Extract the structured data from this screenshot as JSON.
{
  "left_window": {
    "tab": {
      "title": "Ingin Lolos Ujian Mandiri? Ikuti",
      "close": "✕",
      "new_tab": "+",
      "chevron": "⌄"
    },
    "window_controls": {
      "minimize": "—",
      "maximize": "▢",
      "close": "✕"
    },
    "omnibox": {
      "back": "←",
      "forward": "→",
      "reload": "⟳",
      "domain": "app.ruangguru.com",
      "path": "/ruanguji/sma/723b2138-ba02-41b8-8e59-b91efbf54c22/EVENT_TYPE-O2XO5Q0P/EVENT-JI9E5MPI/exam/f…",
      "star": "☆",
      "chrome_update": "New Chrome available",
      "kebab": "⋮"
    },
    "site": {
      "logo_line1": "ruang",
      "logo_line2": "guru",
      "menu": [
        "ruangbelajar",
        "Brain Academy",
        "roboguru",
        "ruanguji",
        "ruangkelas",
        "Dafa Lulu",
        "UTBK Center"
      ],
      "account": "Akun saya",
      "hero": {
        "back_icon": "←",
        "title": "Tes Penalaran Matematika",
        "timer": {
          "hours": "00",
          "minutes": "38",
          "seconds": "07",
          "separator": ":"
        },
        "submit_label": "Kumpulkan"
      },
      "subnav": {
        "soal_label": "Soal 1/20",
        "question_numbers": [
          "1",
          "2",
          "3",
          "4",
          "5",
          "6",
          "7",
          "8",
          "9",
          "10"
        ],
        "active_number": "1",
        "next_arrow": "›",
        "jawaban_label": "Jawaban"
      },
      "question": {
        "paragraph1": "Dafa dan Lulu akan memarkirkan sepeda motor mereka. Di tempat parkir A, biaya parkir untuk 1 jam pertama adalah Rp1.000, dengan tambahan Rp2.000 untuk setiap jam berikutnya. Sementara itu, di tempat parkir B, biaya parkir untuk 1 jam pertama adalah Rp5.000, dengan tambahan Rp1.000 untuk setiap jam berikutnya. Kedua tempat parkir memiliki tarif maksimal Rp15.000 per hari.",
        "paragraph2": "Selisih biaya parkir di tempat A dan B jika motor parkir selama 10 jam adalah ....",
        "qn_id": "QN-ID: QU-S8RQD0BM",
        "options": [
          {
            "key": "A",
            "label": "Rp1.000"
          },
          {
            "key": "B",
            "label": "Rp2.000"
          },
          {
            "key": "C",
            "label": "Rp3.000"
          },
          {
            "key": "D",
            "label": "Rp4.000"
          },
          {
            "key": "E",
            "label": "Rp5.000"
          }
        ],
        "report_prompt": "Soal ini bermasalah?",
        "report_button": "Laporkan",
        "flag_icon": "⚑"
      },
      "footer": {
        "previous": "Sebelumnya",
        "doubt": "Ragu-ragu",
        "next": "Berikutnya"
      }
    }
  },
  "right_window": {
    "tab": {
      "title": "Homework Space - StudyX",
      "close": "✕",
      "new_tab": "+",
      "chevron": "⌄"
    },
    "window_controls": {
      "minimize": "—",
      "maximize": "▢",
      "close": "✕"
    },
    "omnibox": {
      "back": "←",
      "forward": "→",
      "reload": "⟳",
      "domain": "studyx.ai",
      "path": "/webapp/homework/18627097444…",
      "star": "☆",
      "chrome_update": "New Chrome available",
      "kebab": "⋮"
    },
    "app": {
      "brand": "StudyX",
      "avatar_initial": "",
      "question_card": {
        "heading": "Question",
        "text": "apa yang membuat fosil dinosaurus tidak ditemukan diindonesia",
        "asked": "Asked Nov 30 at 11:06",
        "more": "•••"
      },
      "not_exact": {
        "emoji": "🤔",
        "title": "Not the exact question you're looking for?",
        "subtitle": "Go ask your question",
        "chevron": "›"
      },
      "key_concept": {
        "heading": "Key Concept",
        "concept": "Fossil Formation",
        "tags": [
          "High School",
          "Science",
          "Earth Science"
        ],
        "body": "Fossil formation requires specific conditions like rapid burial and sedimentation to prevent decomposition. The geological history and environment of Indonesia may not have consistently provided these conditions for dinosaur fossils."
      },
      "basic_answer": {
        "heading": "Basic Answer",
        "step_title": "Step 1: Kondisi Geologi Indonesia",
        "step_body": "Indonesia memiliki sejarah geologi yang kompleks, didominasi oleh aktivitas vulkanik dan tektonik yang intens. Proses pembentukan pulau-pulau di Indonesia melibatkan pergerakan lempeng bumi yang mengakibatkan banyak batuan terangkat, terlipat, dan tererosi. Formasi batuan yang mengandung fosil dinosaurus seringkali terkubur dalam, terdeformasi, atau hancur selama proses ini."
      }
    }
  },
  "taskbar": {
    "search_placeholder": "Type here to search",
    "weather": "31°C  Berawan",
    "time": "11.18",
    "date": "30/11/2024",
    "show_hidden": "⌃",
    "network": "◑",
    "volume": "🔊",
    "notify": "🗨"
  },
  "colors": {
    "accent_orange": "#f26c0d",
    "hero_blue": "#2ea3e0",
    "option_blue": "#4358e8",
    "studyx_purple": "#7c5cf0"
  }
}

■ ■ ■

* **Required task**:
Send back each record exactly as it stands.

* **Exercise response**:
Extract the structured data from this screenshot as JSON.
{
  "left_window": {
    "tab": {
      "title": "Ingin Lolos Ujian Mandiri? Ikuti",
      "close": "✕",
      "new_tab": "+",
      "chevron": "⌄"
    },
    "window_controls": {
      "minimize": "—",
      "maximize": "▢",
      "close": "✕"
    },
    "omnibox": {
      "back": "←",
      "forward": "→",
      "reload": "⟳",
      "domain": "app.ruangguru.com",
      "path": "/ruanguji/sma/723b2138-ba02-41b8-8e59-b91efbf54c22/EVENT_TYPE-O2XO5Q0P/EVENT-JI9E5MPI/exam/f…",
      "star": "☆",
      "chrome_update": "New Chrome available",
      "kebab": "⋮"
    },
    "site": {
      "logo_line1": "ruang",
      "logo_line2": "guru",
      "menu": [
        "ruangbelajar",
        "Brain Academy",
        "roboguru",
        "ruanguji",
        "ruangkelas",
        "Dafa Lulu",
        "UTBK Center"
      ],
      "account": "Akun saya",
      "hero": {
        "back_icon": "←",
        "title": "Tes Penalaran Matematika",
        "timer": {
          "hours": "00",
          "minutes": "38",
          "seconds": "07",
          "separator": ":"
        },
        "submit_label": "Kumpulkan"
      },
      "subnav": {
        "soal_label": "Soal 1/20",
        "question_numbers": [
          "1",
          "2",
          "3",
          "4",
          "5",
          "6",
          "7",
          "8",
          "9",
          "10"
        ],
        "active_number": "1",
        "next_arrow": "›",
        "jawaban_label": "Jawaban"
      },
      "question": {
        "paragraph1": "Dafa dan Lulu akan memarkirkan sepeda motor mereka. Di tempat parkir A, biaya parkir untuk 1 jam pertama adalah Rp1.000, dengan tambahan Rp2.000 untuk setiap jam berikutnya. Sementara itu, di tempat parkir B, biaya parkir untuk 1 jam pertama adalah Rp5.000, dengan tambahan Rp1.000 untuk setiap jam berikutnya. Kedua tempat parkir memiliki tarif maksimal Rp15.000 per hari.",
        "paragraph2": "Selisih biaya parkir di tempat A dan B jika motor parkir selama 10 jam adalah ....",
        "qn_id": "QN-ID: QU-S8RQD0BM",
        "options": [
          {
            "key": "A",
            "label": "Rp1.000"
          },
          {
            "key": "B",
            "label": "Rp2.000"
          },
          {
            "key": "C",
            "label": "Rp3.000"
          },
          {
            "key": "D",
            "label": "Rp4.000"
          },
          {
            "key": "E",
            "label": "Rp5.000"
          }
        ],
        "report_prompt": "Soal ini bermasalah?",
        "report_button": "Laporkan",
        "flag_icon": "⚑"
      },
      "footer": {
        "previous": "Sebelumnya",
        "doubt": "Ragu-ragu",
        "next": "Berikutnya"
      }
    }
  },
  "right_window": {
    "tab": {
      "title": "Homework Space - StudyX",
      "close": "✕",
      "new_tab": "+",
      "chevron": "⌄"
    },
    "window_controls": {
      "minimize": "—",
      "maximize": "▢",
      "close": "✕"
    },
    "omnibox": {
      "back": "←",
      "forward": "→",
      "reload": "⟳",
      "domain": "studyx.ai",
      "path": "/webapp/homework/18627097444…",
      "star": "☆",
      "chrome_update": "New Chrome available",
      "kebab": "⋮"
    },
    "app": {
      "brand": "StudyX",
      "avatar_initial": "",
      "question_card": {
        "heading": "Question",
        "text": "apa yang membuat fosil dinosaurus tidak ditemukan diindonesia",
        "asked": "Asked Nov 30 at 11:06",
        "more": "•••"
      },
      "not_exact": {
        "emoji": "🤔",
        "title": "Not the exact question you're looking for?",
        "subtitle": "Go ask your question",
        "chevron": "›"
      },
      "key_concept": {
        "heading": "Key Concept",
        "concept": "Fossil Formation",
        "tags": [
          "High School",
          "Science",
          "Earth Science"
        ],
        "body": "Fossil formation requires specific conditions like rapid burial and sedimentation to prevent decomposition. The geological history and environment of Indonesia may not have consistently provided these conditions for dinosaur fossils."
      },
      "basic_answer": {
        "heading": "Basic Answer",
        "step_title": "Step 1: Kondisi Geologi Indonesia",
        "step_body": "Indonesia memiliki sejarah geologi yang kompleks, didominasi oleh aktivitas vulkanik dan tektonik yang intens. Proses pembentukan pulau-pulau di Indonesia melibatkan pergerakan lempeng bumi yang mengakibatkan banyak batuan terangkat, terlipat, dan tererosi. Formasi batuan yang mengandung fosil dinosaurus seringkali terkubur dalam, terdeformasi, atau hancur selama proses ini."
      }
    }
  },
  "taskbar": {
    "search_placeholder": "Type here to search",
    "weather": "31°C  Berawan",
    "time": "11.18",
    "date": "30/11/2024",
    "show_hidden": "⌃",
    "network": "◑",
    "volume": "🔊",
    "notify": "🗨"
  },
  "colors": {
    "accent_orange": "#f26c0d",
    "hero_blue": "#2ea3e0",
    "option_blue": "#4358e8",
    "studyx_purple": "#7c5cf0"
  }
}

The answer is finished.